Exercise
Restate the whole of the material. Keep every word, and drop the pictures.

# Records provided start

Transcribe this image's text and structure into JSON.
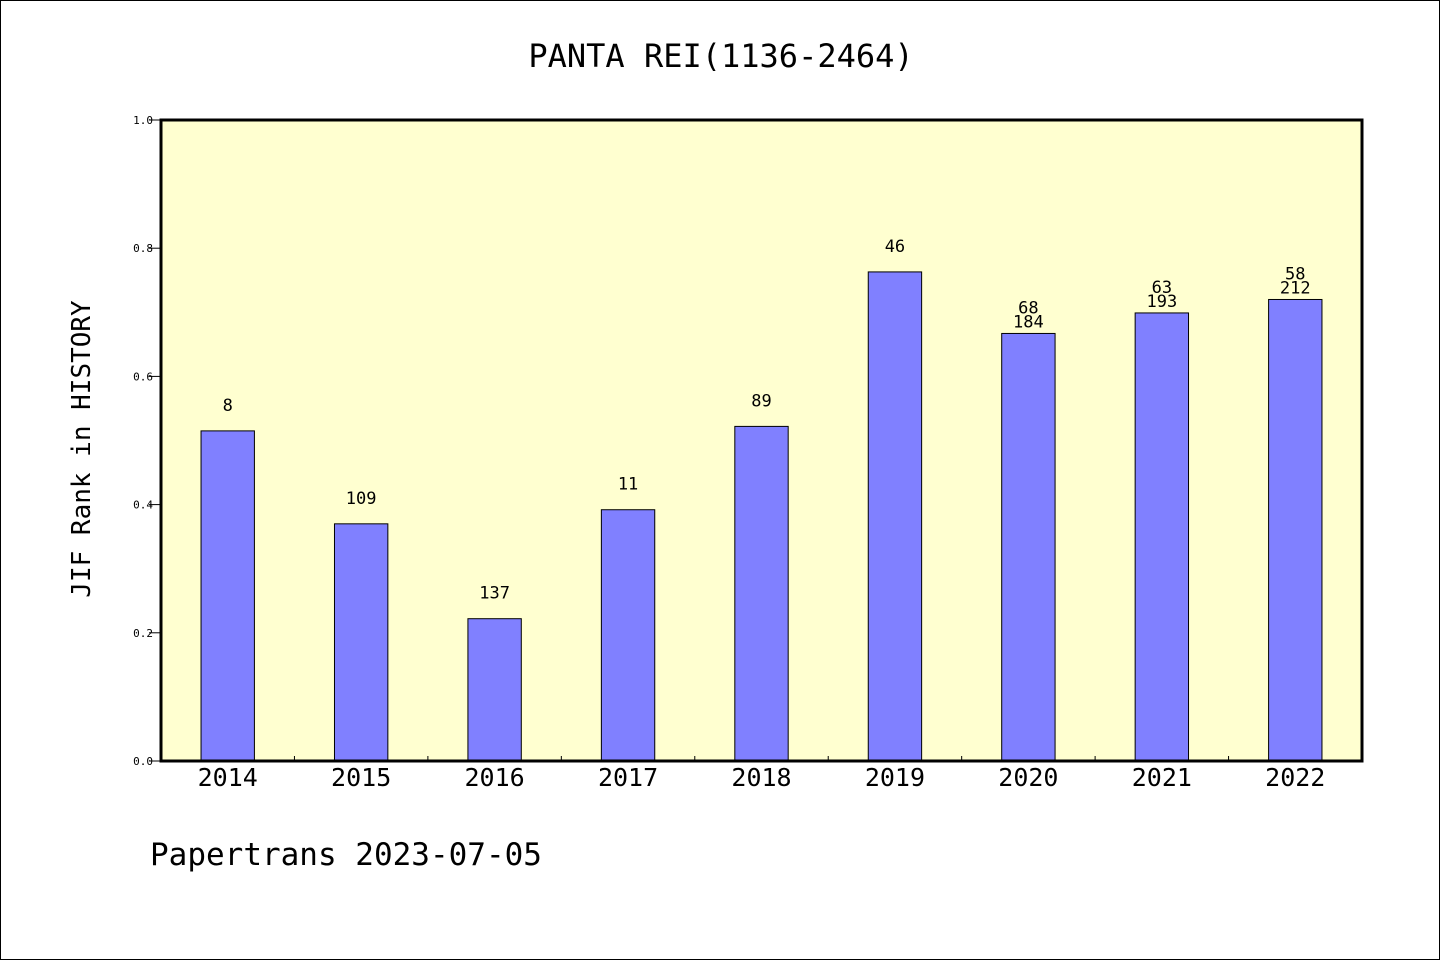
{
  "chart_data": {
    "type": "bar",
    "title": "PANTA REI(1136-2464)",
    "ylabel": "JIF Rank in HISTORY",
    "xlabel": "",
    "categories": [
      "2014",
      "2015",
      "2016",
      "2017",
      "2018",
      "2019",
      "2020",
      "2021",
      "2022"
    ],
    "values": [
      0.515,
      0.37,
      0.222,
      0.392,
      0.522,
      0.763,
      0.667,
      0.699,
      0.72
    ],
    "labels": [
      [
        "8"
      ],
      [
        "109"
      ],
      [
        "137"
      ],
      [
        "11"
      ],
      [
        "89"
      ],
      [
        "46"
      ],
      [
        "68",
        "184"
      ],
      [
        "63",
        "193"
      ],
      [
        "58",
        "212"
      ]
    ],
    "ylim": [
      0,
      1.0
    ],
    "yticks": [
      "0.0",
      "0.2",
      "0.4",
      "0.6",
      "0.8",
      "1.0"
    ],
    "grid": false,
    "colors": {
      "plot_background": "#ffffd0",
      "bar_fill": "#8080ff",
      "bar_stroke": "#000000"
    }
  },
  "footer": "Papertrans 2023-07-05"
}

# Records provided end

The response
Transcribe this image's text and structure into JSON.
{
  "chart_data": {
    "type": "bar",
    "title": "PANTA REI(1136-2464)",
    "ylabel": "JIF Rank in HISTORY",
    "xlabel": "",
    "categories": [
      "2014",
      "2015",
      "2016",
      "2017",
      "2018",
      "2019",
      "2020",
      "2021",
      "2022"
    ],
    "values": [
      0.515,
      0.37,
      0.222,
      0.392,
      0.522,
      0.763,
      0.667,
      0.699,
      0.72
    ],
    "labels": [
      [
        "8"
      ],
      [
        "109"
      ],
      [
        "137"
      ],
      [
        "11"
      ],
      [
        "89"
      ],
      [
        "46"
      ],
      [
        "68",
        "184"
      ],
      [
        "63",
        "193"
      ],
      [
        "58",
        "212"
      ]
    ],
    "ylim": [
      0,
      1.0
    ],
    "yticks": [
      "0.0",
      "0.2",
      "0.4",
      "0.6",
      "0.8",
      "1.0"
    ],
    "grid": false,
    "colors": {
      "plot_background": "#ffffd0",
      "bar_fill": "#8080ff",
      "bar_stroke": "#000000"
    }
  },
  "footer": "Papertrans 2023-07-05"
}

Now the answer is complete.